Exercise goal:
Restate the full listing word for word and leave the pictures out.

Provided data:
--- BEGIN ---
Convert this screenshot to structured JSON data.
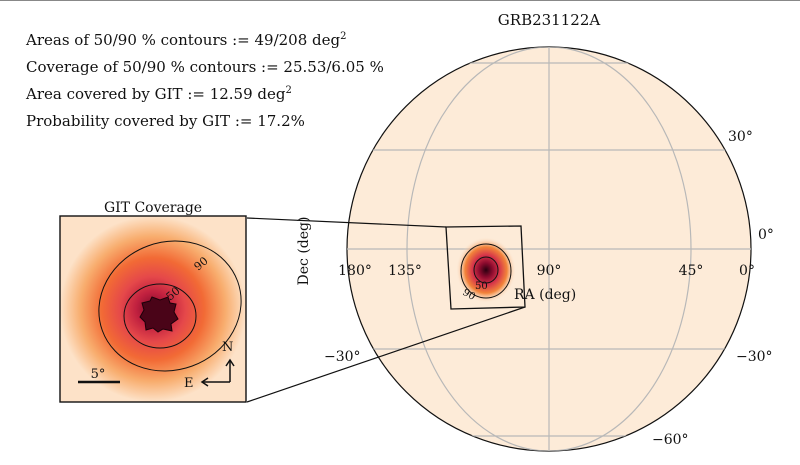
{
  "title": "GRB231122A",
  "stats": [
    {
      "text": "Areas of 50/90 % contours := 49/208 deg",
      "sup": "2"
    },
    {
      "text": "Coverage of 50/90 % contours := 25.53/6.05 %",
      "sup": ""
    },
    {
      "text": "Area covered by GIT := 12.59 deg",
      "sup": "2"
    },
    {
      "text": "Probability covered by GIT := 17.2%",
      "sup": ""
    }
  ],
  "inset": {
    "title": "GIT Coverage",
    "contour_labels": [
      "50",
      "90"
    ],
    "scale_label": "5°",
    "compass": {
      "north": "N",
      "east": "E"
    }
  },
  "main_map": {
    "projection": "mollweide",
    "xlabel": "RA (deg)",
    "ylabel": "Dec (deg)",
    "ra_ticks": [
      "180°",
      "135°",
      "90°",
      "45°",
      "0°"
    ],
    "dec_ticks": [
      "30°",
      "0°",
      "−30°",
      "−60°"
    ],
    "dec_ticks_left": [
      "−30°"
    ],
    "contour_labels": [
      "50",
      "90"
    ],
    "colors": {
      "background": "#fdebd8",
      "grid": "#b8b8b8",
      "probability_peak": "#2a0010",
      "probability_mid": "#e8552b",
      "probability_edge": "#fdebd8"
    }
  }
}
--- END ---
Written answer:
Convert this screenshot to structured JSON data.
{
  "title": "GRB231122A",
  "stats": [
    {
      "text": "Areas of 50/90 % contours := 49/208 deg",
      "sup": "2"
    },
    {
      "text": "Coverage of 50/90 % contours := 25.53/6.05 %",
      "sup": ""
    },
    {
      "text": "Area covered by GIT := 12.59 deg",
      "sup": "2"
    },
    {
      "text": "Probability covered by GIT := 17.2%",
      "sup": ""
    }
  ],
  "inset": {
    "title": "GIT Coverage",
    "contour_labels": [
      "50",
      "90"
    ],
    "scale_label": "5°",
    "compass": {
      "north": "N",
      "east": "E"
    }
  },
  "main_map": {
    "projection": "mollweide",
    "xlabel": "RA (deg)",
    "ylabel": "Dec (deg)",
    "ra_ticks": [
      "180°",
      "135°",
      "90°",
      "45°",
      "0°"
    ],
    "dec_ticks": [
      "30°",
      "0°",
      "−30°",
      "−60°"
    ],
    "dec_ticks_left": [
      "−30°"
    ],
    "contour_labels": [
      "50",
      "90"
    ],
    "colors": {
      "background": "#fdebd8",
      "grid": "#b8b8b8",
      "probability_peak": "#2a0010",
      "probability_mid": "#e8552b",
      "probability_edge": "#fdebd8"
    }
  }
}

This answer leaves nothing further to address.